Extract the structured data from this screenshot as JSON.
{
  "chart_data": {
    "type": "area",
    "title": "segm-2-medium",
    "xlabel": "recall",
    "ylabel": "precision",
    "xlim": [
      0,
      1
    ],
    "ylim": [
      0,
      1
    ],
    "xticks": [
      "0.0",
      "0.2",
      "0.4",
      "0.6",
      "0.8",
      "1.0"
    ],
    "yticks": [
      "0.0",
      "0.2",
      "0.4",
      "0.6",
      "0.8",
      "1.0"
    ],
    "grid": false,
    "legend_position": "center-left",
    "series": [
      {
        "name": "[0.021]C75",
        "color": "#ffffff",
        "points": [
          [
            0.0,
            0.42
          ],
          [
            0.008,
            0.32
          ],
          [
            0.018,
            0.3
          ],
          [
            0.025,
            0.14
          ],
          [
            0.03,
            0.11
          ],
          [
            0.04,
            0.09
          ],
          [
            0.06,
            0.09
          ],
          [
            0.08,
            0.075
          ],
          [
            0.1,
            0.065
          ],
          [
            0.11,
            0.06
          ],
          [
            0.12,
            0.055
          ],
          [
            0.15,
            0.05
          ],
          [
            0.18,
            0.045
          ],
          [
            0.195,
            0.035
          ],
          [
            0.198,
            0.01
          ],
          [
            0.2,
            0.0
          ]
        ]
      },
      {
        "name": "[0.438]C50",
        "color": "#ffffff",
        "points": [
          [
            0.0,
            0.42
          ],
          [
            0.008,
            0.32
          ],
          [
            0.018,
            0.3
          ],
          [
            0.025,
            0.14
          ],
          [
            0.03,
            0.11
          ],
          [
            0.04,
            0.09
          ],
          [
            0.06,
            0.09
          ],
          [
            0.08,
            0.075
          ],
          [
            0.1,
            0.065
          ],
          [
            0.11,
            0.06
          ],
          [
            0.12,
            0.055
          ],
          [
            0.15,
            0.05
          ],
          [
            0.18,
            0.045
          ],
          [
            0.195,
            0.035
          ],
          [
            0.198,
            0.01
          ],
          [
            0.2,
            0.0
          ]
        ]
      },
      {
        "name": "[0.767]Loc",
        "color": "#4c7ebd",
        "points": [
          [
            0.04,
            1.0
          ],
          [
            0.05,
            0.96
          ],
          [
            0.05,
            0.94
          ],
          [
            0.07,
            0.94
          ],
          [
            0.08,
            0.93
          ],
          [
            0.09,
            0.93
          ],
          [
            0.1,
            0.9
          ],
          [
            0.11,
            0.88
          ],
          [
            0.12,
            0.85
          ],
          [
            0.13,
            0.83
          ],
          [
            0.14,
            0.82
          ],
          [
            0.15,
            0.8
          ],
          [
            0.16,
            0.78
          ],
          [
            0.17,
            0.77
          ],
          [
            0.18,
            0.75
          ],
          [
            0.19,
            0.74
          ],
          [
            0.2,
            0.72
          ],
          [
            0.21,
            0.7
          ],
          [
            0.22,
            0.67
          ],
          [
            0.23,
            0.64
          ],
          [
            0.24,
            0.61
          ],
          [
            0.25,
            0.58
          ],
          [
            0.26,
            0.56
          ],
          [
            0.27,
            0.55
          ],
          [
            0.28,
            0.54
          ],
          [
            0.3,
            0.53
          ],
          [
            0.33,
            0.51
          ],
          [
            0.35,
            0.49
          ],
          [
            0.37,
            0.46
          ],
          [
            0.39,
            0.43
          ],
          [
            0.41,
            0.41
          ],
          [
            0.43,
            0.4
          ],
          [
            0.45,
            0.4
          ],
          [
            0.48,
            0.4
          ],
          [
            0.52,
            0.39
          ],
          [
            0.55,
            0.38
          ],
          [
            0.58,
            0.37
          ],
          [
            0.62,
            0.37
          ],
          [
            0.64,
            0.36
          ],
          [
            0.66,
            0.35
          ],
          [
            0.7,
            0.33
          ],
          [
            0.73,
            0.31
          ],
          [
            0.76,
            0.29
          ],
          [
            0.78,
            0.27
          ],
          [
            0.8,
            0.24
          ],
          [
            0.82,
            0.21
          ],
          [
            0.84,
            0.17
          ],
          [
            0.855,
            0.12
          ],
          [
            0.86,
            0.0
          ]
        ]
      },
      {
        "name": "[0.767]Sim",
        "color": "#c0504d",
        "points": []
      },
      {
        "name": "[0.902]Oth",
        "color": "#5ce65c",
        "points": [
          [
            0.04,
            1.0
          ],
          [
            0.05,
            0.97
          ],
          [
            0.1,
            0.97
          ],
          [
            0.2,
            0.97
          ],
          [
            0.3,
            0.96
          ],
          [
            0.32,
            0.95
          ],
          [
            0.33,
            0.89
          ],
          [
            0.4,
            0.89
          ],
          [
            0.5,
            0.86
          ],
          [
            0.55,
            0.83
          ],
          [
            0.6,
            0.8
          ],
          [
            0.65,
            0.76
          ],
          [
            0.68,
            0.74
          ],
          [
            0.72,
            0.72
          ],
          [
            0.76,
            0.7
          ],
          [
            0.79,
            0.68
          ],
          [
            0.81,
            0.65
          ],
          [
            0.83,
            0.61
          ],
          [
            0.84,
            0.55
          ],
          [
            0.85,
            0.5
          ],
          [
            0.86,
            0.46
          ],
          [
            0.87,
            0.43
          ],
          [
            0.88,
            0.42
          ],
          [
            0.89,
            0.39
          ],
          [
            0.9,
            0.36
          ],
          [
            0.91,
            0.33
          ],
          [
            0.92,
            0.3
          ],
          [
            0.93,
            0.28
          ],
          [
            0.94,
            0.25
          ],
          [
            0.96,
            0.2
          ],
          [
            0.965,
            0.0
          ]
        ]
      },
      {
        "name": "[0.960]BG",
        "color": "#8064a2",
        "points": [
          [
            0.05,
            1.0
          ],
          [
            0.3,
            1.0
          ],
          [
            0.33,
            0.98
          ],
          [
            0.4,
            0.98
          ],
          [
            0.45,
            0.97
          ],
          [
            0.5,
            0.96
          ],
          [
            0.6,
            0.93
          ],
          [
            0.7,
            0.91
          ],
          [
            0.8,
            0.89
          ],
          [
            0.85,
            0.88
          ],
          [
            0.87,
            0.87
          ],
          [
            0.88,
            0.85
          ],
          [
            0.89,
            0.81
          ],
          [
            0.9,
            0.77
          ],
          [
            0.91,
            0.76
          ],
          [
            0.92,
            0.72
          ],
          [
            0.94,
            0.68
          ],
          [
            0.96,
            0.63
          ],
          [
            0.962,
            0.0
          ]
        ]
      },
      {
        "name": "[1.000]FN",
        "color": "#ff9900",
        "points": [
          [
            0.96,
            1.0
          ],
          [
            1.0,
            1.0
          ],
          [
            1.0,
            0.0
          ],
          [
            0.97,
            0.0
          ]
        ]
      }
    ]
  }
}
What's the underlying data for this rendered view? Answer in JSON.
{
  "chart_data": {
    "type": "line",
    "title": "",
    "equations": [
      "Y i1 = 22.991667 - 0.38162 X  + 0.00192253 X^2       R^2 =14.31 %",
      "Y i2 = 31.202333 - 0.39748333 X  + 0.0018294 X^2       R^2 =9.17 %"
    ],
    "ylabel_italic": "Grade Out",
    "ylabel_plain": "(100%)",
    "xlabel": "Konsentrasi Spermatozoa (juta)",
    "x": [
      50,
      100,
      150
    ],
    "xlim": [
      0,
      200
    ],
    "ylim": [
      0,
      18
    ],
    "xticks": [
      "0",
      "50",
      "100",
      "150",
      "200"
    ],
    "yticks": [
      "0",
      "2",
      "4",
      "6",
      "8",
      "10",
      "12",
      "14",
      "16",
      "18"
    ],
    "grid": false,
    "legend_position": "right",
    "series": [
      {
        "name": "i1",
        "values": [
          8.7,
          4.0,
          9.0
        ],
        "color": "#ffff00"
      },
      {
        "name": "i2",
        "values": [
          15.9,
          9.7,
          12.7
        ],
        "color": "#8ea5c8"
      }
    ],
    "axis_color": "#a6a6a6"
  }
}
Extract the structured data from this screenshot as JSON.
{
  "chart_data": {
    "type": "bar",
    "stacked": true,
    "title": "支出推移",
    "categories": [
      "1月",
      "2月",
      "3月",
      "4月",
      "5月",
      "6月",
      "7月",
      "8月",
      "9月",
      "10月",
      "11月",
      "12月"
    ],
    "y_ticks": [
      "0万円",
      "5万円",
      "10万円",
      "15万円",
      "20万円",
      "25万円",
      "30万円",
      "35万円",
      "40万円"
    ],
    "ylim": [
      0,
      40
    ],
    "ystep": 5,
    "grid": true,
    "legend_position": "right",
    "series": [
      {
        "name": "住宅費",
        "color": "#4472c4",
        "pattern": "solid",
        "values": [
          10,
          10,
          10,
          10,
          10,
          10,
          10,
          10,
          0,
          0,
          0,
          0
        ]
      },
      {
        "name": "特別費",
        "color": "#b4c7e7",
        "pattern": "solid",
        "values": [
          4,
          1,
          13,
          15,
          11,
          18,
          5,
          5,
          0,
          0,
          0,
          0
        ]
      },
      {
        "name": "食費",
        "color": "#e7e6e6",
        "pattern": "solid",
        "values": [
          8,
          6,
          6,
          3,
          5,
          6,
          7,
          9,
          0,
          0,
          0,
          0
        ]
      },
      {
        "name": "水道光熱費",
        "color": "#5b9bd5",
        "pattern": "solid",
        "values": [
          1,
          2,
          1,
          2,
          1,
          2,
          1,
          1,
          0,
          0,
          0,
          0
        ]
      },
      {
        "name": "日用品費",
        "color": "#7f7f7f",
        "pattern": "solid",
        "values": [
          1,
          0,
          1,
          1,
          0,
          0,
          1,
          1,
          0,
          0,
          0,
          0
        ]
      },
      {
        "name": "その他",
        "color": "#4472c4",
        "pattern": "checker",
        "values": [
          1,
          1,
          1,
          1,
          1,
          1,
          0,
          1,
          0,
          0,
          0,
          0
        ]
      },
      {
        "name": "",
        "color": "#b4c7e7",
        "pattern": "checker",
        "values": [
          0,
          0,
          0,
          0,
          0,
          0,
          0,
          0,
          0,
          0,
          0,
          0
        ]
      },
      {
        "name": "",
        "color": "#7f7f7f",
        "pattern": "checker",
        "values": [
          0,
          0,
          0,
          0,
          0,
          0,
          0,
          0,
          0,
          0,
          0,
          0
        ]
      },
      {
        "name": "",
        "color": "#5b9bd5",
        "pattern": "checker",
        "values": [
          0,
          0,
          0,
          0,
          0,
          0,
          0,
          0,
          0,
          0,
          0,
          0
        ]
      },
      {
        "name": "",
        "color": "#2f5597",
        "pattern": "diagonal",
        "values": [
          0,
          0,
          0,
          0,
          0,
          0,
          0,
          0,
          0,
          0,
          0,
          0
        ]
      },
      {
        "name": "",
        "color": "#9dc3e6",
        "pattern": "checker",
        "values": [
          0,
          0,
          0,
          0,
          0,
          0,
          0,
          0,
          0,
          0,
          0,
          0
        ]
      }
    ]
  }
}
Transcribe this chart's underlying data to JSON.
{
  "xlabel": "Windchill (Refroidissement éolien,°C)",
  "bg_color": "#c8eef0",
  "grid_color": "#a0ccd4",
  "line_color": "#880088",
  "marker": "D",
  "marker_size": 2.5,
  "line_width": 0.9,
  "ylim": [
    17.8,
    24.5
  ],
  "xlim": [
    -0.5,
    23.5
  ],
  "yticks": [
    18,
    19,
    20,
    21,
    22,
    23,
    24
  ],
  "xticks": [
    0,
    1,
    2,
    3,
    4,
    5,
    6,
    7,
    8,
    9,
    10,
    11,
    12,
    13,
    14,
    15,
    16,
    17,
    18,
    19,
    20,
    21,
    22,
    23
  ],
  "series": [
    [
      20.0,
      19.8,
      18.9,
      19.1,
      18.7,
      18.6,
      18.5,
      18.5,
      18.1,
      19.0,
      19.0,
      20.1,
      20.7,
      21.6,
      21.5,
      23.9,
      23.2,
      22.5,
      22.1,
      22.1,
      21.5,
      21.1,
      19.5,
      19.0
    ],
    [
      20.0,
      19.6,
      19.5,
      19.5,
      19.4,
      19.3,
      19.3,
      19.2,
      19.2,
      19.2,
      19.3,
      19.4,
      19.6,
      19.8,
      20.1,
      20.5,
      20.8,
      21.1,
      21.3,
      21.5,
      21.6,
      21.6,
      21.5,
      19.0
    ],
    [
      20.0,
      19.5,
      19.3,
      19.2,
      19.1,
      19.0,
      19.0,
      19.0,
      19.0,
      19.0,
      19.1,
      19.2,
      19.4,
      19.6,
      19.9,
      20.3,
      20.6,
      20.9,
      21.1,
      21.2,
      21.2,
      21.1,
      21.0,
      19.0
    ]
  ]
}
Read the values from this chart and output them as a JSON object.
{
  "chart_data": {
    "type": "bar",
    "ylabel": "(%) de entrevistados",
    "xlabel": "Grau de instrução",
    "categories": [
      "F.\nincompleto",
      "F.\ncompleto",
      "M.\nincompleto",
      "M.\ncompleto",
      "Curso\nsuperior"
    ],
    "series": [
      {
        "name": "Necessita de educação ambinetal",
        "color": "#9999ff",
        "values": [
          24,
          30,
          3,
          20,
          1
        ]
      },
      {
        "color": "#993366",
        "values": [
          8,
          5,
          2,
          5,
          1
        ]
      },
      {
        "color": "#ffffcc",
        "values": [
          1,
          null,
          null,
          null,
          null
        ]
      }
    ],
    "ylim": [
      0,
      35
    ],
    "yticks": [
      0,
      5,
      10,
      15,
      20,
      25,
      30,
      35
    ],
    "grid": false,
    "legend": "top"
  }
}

━━━━━━━━━━━━━━━━

Look through the entries above and count each line holding "title"; report the count alone.

3